>> START GIVEN RECORDS

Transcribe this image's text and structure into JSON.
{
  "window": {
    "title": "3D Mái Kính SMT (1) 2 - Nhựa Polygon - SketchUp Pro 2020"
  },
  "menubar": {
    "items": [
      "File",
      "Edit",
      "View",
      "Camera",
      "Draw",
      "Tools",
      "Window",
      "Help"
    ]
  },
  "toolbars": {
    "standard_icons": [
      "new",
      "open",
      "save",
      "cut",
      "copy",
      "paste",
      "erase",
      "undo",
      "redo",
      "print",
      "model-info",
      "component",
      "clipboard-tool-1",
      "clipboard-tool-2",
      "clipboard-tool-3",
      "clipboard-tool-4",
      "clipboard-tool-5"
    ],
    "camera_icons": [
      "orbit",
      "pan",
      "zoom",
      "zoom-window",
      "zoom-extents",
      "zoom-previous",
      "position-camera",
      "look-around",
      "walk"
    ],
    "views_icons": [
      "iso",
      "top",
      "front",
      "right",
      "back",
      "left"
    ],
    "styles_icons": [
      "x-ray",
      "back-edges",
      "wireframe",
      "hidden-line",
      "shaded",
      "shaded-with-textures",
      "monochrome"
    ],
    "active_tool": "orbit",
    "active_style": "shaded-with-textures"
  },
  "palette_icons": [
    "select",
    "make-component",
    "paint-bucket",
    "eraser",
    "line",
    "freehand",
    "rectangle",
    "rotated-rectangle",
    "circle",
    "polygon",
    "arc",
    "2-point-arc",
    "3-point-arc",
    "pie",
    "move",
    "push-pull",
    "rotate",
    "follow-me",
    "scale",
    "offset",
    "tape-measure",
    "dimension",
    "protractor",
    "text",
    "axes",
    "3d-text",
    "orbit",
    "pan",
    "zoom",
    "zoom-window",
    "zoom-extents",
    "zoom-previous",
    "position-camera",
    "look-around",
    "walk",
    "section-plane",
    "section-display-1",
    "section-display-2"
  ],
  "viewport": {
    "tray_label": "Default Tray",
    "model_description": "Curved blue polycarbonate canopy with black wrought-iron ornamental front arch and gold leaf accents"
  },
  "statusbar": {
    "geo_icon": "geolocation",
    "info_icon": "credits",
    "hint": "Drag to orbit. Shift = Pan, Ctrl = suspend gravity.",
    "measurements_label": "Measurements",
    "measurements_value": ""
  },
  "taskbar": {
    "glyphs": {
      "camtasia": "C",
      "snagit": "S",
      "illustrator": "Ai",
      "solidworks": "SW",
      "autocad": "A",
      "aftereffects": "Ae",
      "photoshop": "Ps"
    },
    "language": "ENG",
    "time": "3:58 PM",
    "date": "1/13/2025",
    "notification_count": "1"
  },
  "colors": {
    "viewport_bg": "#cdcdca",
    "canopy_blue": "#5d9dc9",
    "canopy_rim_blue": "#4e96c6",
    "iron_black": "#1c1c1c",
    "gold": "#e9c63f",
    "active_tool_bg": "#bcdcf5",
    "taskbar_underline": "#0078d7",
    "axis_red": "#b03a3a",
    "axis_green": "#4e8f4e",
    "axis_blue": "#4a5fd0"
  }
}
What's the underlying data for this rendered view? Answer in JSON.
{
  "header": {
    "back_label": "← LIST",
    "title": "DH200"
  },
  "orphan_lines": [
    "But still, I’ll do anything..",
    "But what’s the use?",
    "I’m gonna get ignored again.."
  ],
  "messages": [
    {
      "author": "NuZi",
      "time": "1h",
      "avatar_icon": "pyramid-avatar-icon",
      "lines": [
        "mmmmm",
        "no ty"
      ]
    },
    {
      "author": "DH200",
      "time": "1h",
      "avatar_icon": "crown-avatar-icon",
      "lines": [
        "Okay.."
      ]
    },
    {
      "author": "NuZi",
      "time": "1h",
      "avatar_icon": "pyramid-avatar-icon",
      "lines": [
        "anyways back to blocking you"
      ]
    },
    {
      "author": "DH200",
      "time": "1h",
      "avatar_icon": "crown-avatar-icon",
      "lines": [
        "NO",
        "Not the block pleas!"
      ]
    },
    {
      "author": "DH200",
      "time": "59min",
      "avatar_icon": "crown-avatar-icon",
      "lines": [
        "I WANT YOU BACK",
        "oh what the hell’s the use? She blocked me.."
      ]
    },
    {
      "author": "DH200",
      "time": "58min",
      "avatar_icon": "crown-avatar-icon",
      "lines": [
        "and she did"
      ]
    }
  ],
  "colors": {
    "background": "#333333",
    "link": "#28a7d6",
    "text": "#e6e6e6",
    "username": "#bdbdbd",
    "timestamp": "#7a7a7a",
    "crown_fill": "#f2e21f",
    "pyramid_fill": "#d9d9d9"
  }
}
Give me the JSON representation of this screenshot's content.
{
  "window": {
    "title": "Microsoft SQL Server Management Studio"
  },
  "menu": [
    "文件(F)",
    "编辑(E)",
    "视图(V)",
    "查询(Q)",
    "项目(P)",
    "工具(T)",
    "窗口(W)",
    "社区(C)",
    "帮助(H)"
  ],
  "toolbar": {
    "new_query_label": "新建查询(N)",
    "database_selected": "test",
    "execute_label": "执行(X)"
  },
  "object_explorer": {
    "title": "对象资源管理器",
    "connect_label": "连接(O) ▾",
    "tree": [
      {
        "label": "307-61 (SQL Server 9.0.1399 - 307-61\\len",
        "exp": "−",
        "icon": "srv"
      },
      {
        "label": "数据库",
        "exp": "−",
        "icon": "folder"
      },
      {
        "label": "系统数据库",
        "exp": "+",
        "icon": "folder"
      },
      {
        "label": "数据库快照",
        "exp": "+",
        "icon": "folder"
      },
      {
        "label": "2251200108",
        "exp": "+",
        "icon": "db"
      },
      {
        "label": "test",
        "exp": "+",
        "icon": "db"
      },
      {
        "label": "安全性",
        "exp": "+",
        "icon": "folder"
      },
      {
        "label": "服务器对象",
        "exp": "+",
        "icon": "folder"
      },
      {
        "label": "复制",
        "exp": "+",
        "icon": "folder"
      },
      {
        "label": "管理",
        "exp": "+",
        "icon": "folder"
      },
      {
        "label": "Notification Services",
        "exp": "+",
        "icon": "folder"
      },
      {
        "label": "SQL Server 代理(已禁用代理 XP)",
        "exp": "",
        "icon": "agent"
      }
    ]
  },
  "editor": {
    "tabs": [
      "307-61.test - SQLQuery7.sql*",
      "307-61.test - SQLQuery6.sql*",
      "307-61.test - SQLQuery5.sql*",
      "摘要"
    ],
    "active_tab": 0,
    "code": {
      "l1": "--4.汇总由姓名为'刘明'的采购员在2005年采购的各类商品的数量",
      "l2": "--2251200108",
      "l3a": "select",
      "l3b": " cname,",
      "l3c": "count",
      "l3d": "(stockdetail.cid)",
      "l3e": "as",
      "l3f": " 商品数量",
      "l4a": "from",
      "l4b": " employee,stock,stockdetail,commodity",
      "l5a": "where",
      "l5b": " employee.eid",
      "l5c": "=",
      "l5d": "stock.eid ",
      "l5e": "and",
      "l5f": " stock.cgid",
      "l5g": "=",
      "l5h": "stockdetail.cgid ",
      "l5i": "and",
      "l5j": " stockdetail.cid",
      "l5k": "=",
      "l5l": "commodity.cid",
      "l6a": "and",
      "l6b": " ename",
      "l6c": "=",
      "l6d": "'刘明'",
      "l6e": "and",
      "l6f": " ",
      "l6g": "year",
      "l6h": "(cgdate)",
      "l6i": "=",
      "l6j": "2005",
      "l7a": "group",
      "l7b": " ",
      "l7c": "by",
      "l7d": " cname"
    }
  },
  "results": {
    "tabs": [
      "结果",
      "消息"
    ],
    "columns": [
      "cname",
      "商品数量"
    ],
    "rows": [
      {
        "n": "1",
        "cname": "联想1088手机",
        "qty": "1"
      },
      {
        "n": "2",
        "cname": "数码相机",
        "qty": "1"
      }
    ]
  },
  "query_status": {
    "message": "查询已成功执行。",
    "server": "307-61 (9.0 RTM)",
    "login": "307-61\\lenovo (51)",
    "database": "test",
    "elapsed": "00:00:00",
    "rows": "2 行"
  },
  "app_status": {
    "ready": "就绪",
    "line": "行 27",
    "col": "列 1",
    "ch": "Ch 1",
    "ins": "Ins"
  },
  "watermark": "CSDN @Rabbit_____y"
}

>> END GIVEN RECORDS

▶ **GOAL**
Lines that hold the word "employee" are the ones to return, every one of them.

▶ **TASK SOLUTION**
      "l4b": " employee,stock,stockdetail,commodity",
      "l5b": " employee.eid",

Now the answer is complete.